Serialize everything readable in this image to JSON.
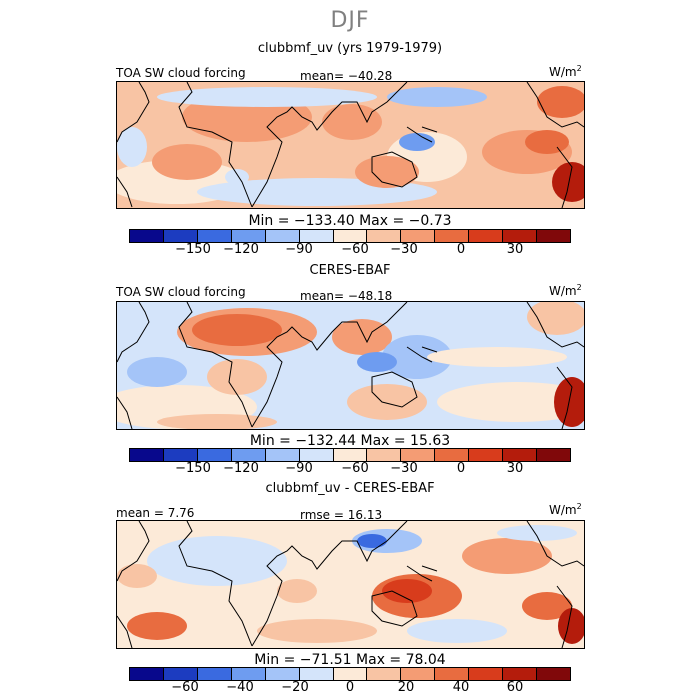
{
  "season": "DJF",
  "colors": [
    "#08088c",
    "#1c3cc0",
    "#3a6ae0",
    "#6e9cf0",
    "#a4c4f8",
    "#d4e4fa",
    "#fcead8",
    "#f8c4a4",
    "#f49c74",
    "#e86c40",
    "#d83c1c",
    "#b41c0c",
    "#80080a"
  ],
  "panels": [
    {
      "title": "clubbmf_uv (yrs 1979-1979)",
      "left_label": "TOA SW cloud forcing",
      "center_label": "mean= −40.28",
      "unit": "W/m",
      "unit_exp": "2",
      "minmax": "Min = −133.40 Max =  −0.73",
      "ticks": [
        "−150",
        "−120",
        "−90",
        "−60",
        "−30",
        "0",
        "30"
      ]
    },
    {
      "title": "CERES-EBAF",
      "left_label": "TOA SW cloud forcing",
      "center_label": "mean= −48.18",
      "unit": "W/m",
      "unit_exp": "2",
      "minmax": "Min = −132.44 Max =  15.63",
      "ticks": [
        "−150",
        "−120",
        "−90",
        "−60",
        "−30",
        "0",
        "30"
      ]
    },
    {
      "title": "clubbmf_uv - CERES-EBAF",
      "left_label": "mean =   7.76",
      "center_label": "rmse =  16.13",
      "unit": "W/m",
      "unit_exp": "2",
      "minmax": "Min = −71.51 Max =  78.04",
      "ticks": [
        "−60",
        "−40",
        "−20",
        "0",
        "20",
        "40",
        "60"
      ]
    }
  ]
}
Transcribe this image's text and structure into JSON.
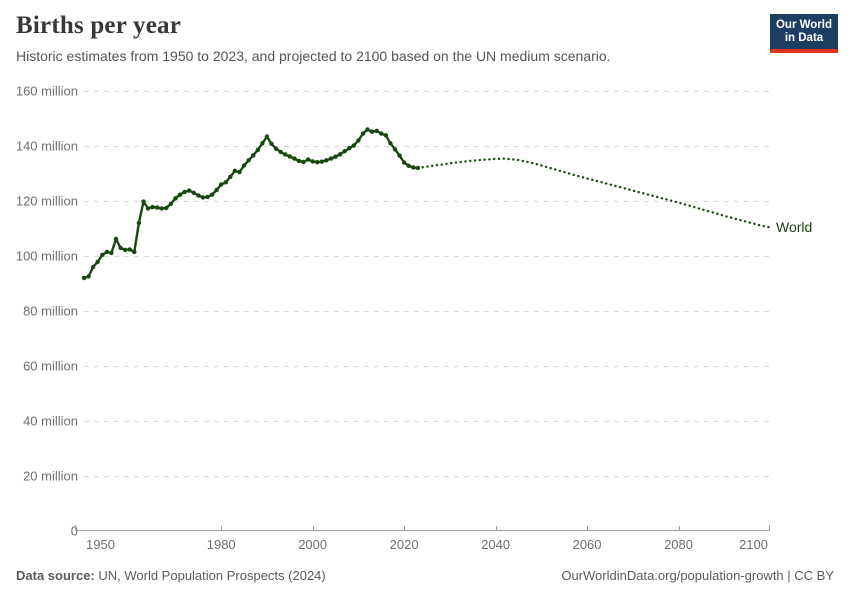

### Stated exercise:
Your task is to set down the records shown above exactly, minus any pictures.

### Solution to the exercise:
Serialize everything readable in this image to JSON.
{
  "season": "DJF",
  "colors": [
    "#08088c",
    "#1c3cc0",
    "#3a6ae0",
    "#6e9cf0",
    "#a4c4f8",
    "#d4e4fa",
    "#fcead8",
    "#f8c4a4",
    "#f49c74",
    "#e86c40",
    "#d83c1c",
    "#b41c0c",
    "#80080a"
  ],
  "panels": [
    {
      "title": "clubbmf_uv (yrs 1979-1979)",
      "left_label": "TOA SW cloud forcing",
      "center_label": "mean= −40.28",
      "unit": "W/m",
      "unit_exp": "2",
      "minmax": "Min = −133.40 Max =  −0.73",
      "ticks": [
        "−150",
        "−120",
        "−90",
        "−60",
        "−30",
        "0",
        "30"
      ]
    },
    {
      "title": "CERES-EBAF",
      "left_label": "TOA SW cloud forcing",
      "center_label": "mean= −48.18",
      "unit": "W/m",
      "unit_exp": "2",
      "minmax": "Min = −132.44 Max =  15.63",
      "ticks": [
        "−150",
        "−120",
        "−90",
        "−60",
        "−30",
        "0",
        "30"
      ]
    },
    {
      "title": "clubbmf_uv - CERES-EBAF",
      "left_label": "mean =   7.76",
      "center_label": "rmse =  16.13",
      "unit": "W/m",
      "unit_exp": "2",
      "minmax": "Min = −71.51 Max =  78.04",
      "ticks": [
        "−60",
        "−40",
        "−20",
        "0",
        "20",
        "40",
        "60"
      ]
    }
  ]
}
Transcribe this image's text and structure into JSON.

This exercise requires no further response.